[begin TASK INPUT]

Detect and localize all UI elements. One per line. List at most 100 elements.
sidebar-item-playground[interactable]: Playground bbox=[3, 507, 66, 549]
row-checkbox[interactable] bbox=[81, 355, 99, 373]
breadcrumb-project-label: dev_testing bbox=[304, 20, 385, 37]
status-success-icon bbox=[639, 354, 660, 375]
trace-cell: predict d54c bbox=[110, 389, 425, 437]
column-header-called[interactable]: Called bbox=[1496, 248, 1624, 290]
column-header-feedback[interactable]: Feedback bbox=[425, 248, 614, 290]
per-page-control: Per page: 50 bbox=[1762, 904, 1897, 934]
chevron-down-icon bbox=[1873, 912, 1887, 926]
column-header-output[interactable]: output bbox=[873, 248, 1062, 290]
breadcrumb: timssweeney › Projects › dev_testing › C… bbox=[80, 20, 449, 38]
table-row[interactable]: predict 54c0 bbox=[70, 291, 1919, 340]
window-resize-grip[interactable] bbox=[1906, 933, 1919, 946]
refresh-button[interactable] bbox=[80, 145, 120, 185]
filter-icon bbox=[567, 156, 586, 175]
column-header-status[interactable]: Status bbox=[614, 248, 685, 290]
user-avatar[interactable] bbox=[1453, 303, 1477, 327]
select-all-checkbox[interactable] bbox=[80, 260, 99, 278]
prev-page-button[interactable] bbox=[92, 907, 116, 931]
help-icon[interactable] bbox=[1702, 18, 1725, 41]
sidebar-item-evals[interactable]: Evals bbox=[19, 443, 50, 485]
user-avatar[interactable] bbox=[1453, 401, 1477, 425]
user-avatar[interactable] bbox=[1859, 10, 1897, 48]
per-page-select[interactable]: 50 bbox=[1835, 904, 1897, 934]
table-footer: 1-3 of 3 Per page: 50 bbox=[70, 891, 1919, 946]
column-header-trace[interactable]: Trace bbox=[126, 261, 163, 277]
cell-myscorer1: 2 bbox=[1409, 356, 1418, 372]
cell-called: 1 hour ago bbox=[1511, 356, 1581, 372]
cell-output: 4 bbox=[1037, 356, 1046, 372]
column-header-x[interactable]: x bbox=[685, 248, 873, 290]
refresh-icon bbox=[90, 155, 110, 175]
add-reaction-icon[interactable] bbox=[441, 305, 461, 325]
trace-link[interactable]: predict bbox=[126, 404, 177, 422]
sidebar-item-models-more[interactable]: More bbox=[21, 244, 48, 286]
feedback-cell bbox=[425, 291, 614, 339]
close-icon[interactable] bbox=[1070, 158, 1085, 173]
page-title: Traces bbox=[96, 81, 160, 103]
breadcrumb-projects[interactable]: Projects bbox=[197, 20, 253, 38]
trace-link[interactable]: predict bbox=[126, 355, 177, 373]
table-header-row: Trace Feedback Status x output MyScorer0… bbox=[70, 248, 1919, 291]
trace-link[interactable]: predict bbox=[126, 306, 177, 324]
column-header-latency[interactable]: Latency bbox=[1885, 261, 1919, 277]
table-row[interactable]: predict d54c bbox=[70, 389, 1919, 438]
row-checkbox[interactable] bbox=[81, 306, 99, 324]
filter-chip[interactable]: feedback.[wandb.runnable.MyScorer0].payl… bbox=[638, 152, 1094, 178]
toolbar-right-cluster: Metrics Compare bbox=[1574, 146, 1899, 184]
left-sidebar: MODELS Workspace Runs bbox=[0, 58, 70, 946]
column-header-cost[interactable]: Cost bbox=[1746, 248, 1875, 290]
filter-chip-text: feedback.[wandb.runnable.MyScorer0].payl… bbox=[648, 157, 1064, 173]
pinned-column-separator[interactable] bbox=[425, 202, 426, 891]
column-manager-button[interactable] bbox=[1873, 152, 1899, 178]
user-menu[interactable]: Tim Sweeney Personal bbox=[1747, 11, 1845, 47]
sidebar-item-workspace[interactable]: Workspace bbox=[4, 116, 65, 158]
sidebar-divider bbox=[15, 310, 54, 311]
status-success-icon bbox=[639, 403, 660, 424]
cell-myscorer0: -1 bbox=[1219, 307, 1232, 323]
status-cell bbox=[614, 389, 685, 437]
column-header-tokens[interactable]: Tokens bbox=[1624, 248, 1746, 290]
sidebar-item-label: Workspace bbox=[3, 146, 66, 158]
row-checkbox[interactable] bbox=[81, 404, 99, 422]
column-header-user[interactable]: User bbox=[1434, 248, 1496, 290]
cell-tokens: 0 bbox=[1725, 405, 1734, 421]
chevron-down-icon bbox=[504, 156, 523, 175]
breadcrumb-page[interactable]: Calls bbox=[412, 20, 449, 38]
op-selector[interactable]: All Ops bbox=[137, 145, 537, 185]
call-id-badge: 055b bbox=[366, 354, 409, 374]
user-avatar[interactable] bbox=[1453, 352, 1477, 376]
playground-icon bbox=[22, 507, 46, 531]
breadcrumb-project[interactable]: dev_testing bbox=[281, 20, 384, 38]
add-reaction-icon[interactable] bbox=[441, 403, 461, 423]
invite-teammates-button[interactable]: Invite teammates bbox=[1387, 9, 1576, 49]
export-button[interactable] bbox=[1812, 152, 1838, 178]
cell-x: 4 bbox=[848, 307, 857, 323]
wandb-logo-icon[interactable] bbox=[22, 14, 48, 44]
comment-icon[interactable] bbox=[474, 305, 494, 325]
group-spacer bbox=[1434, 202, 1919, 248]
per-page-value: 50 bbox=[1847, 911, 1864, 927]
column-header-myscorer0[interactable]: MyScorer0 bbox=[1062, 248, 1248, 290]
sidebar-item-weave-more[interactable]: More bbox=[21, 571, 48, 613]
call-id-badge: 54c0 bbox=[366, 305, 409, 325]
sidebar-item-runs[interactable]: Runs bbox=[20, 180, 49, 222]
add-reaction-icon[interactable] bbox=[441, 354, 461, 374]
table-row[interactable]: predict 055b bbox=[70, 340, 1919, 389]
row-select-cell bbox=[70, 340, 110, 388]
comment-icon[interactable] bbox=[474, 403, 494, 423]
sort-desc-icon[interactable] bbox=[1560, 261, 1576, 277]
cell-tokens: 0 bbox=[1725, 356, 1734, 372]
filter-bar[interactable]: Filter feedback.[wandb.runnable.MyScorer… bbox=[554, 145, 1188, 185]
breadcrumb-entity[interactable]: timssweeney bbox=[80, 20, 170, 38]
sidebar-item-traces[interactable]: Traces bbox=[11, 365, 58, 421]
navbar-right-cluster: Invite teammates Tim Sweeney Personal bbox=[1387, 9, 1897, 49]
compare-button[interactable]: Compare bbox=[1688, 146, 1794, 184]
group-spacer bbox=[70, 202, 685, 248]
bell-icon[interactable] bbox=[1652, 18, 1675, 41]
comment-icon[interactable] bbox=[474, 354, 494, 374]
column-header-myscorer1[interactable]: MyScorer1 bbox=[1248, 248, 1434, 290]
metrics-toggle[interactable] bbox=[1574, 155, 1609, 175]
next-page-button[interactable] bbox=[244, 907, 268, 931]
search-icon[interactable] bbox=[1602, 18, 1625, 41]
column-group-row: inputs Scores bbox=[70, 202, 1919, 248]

[end TASK INPUT]

Rewrite every line of the records above as a numbered list, leaving out any blank lines.

1. Detect and localize all UI elements. One per line. List at most 100 elements.
2. sidebar-item-playground[interactable]: Playground bbox=[3, 507, 66, 549]
3. row-checkbox[interactable] bbox=[81, 355, 99, 373]
4. breadcrumb-project-label: dev_testing bbox=[304, 20, 385, 37]
5. status-success-icon bbox=[639, 354, 660, 375]
6. trace-cell: predict d54c bbox=[110, 389, 425, 437]
7. column-header-called[interactable]: Called bbox=[1496, 248, 1624, 290]
8. column-header-feedback[interactable]: Feedback bbox=[425, 248, 614, 290]
9. per-page-control: Per page: 50 bbox=[1762, 904, 1897, 934]
10. chevron-down-icon bbox=[1873, 912, 1887, 926]
11. column-header-output[interactable]: output bbox=[873, 248, 1062, 290]
12. breadcrumb: timssweeney › Projects › dev_testing › C… bbox=[80, 20, 449, 38]
13. table-row[interactable]: predict 54c0 bbox=[70, 291, 1919, 340]
14. window-resize-grip[interactable] bbox=[1906, 933, 1919, 946]
15. refresh-button[interactable] bbox=[80, 145, 120, 185]
16. filter-icon bbox=[567, 156, 586, 175]
17. column-header-status[interactable]: Status bbox=[614, 248, 685, 290]
18. user-avatar[interactable] bbox=[1453, 303, 1477, 327]
19. select-all-checkbox[interactable] bbox=[80, 260, 99, 278]
20. prev-page-button[interactable] bbox=[92, 907, 116, 931]
21. help-icon[interactable] bbox=[1702, 18, 1725, 41]
22. sidebar-item-evals[interactable]: Evals bbox=[19, 443, 50, 485]
23. user-avatar[interactable] bbox=[1453, 401, 1477, 425]
24. user-avatar[interactable] bbox=[1859, 10, 1897, 48]
25. per-page-select[interactable]: 50 bbox=[1835, 904, 1897, 934]
26. table-footer: 1-3 of 3 Per page: 50 bbox=[70, 891, 1919, 946]
27. column-header-trace[interactable]: Trace bbox=[126, 261, 163, 277]
28. cell-myscorer1: 2 bbox=[1409, 356, 1418, 372]
29. cell-called: 1 hour ago bbox=[1511, 356, 1581, 372]
30. cell-output: 4 bbox=[1037, 356, 1046, 372]
31. column-header-x[interactable]: x bbox=[685, 248, 873, 290]
32. refresh-icon bbox=[90, 155, 110, 175]
33. add-reaction-icon[interactable] bbox=[441, 305, 461, 325]
34. trace-link[interactable]: predict bbox=[126, 404, 177, 422]
35. sidebar-item-models-more[interactable]: More bbox=[21, 244, 48, 286]
36. feedback-cell bbox=[425, 291, 614, 339]
37. close-icon[interactable] bbox=[1070, 158, 1085, 173]
38. page-title: Traces bbox=[96, 81, 160, 103]
39. breadcrumb-projects[interactable]: Projects bbox=[197, 20, 253, 38]
40. trace-link[interactable]: predict bbox=[126, 355, 177, 373]
41. table-header-row: Trace Feedback Status x output MyScorer0… bbox=[70, 248, 1919, 291]
42. trace-link[interactable]: predict bbox=[126, 306, 177, 324]
43. column-header-latency[interactable]: Latency bbox=[1885, 261, 1919, 277]
44. table-row[interactable]: predict d54c bbox=[70, 389, 1919, 438]
45. row-checkbox[interactable] bbox=[81, 306, 99, 324]
46. filter-chip[interactable]: feedback.[wandb.runnable.MyScorer0].payl… bbox=[638, 152, 1094, 178]
47. toolbar-right-cluster: Metrics Compare bbox=[1574, 146, 1899, 184]
48. left-sidebar: MODELS Workspace Runs bbox=[0, 58, 70, 946]
49. column-header-cost[interactable]: Cost bbox=[1746, 248, 1875, 290]
50. filter-chip-text: feedback.[wandb.runnable.MyScorer0].payl… bbox=[648, 157, 1064, 173]
51. pinned-column-separator[interactable] bbox=[425, 202, 426, 891]
52. column-manager-button[interactable] bbox=[1873, 152, 1899, 178]
53. user-menu[interactable]: Tim Sweeney Personal bbox=[1747, 11, 1845, 47]
54. sidebar-item-workspace[interactable]: Workspace bbox=[4, 116, 65, 158]
55. sidebar-divider bbox=[15, 310, 54, 311]
56. status-success-icon bbox=[639, 403, 660, 424]
57. cell-myscorer0: -1 bbox=[1219, 307, 1232, 323]
58. status-cell bbox=[614, 389, 685, 437]
59. column-header-tokens[interactable]: Tokens bbox=[1624, 248, 1746, 290]
60. sidebar-item-label: Workspace bbox=[3, 146, 66, 158]
61. row-checkbox[interactable] bbox=[81, 404, 99, 422]
62. column-header-user[interactable]: User bbox=[1434, 248, 1496, 290]
63. cell-tokens: 0 bbox=[1725, 405, 1734, 421]
64. chevron-down-icon bbox=[504, 156, 523, 175]
65. breadcrumb-page[interactable]: Calls bbox=[412, 20, 449, 38]
66. op-selector[interactable]: All Ops bbox=[137, 145, 537, 185]
67. call-id-badge: 055b bbox=[366, 354, 409, 374]
68. user-avatar[interactable] bbox=[1453, 352, 1477, 376]
69. playground-icon bbox=[22, 507, 46, 531]
70. breadcrumb-project[interactable]: dev_testing bbox=[281, 20, 384, 38]
71. add-reaction-icon[interactable] bbox=[441, 403, 461, 423]
72. invite-teammates-button[interactable]: Invite teammates bbox=[1387, 9, 1576, 49]
73. export-button[interactable] bbox=[1812, 152, 1838, 178]
74. cell-x: 4 bbox=[848, 307, 857, 323]
75. wandb-logo-icon[interactable] bbox=[22, 14, 48, 44]
76. comment-icon[interactable] bbox=[474, 305, 494, 325]
77. group-spacer bbox=[1434, 202, 1919, 248]
78. per-page-value: 50 bbox=[1847, 911, 1864, 927]
79. column-header-myscorer0[interactable]: MyScorer0 bbox=[1062, 248, 1248, 290]
80. sidebar-item-weave-more[interactable]: More bbox=[21, 571, 48, 613]
81. call-id-badge: 54c0 bbox=[366, 305, 409, 325]
82. sidebar-item-runs[interactable]: Runs bbox=[20, 180, 49, 222]
83. add-reaction-icon[interactable] bbox=[441, 354, 461, 374]
84. table-row[interactable]: predict 055b bbox=[70, 340, 1919, 389]
85. row-select-cell bbox=[70, 340, 110, 388]
86. comment-icon[interactable] bbox=[474, 403, 494, 423]
87. sort-desc-icon[interactable] bbox=[1560, 261, 1576, 277]
88. cell-tokens: 0 bbox=[1725, 356, 1734, 372]
89. filter-bar[interactable]: Filter feedback.[wandb.runnable.MyScorer… bbox=[554, 145, 1188, 185]
90. breadcrumb-entity[interactable]: timssweeney bbox=[80, 20, 170, 38]
91. sidebar-item-traces[interactable]: Traces bbox=[11, 365, 58, 421]
92. navbar-right-cluster: Invite teammates Tim Sweeney Personal bbox=[1387, 9, 1897, 49]
93. compare-button[interactable]: Compare bbox=[1688, 146, 1794, 184]
94. group-spacer bbox=[70, 202, 685, 248]
95. bell-icon[interactable] bbox=[1652, 18, 1675, 41]
96. comment-icon[interactable] bbox=[474, 354, 494, 374]
97. column-header-myscorer1[interactable]: MyScorer1 bbox=[1248, 248, 1434, 290]
98. metrics-toggle[interactable] bbox=[1574, 155, 1609, 175]
99. next-page-button[interactable] bbox=[244, 907, 268, 931]
100. search-icon[interactable] bbox=[1602, 18, 1625, 41]
101. column-group-row: inputs Scores bbox=[70, 202, 1919, 248]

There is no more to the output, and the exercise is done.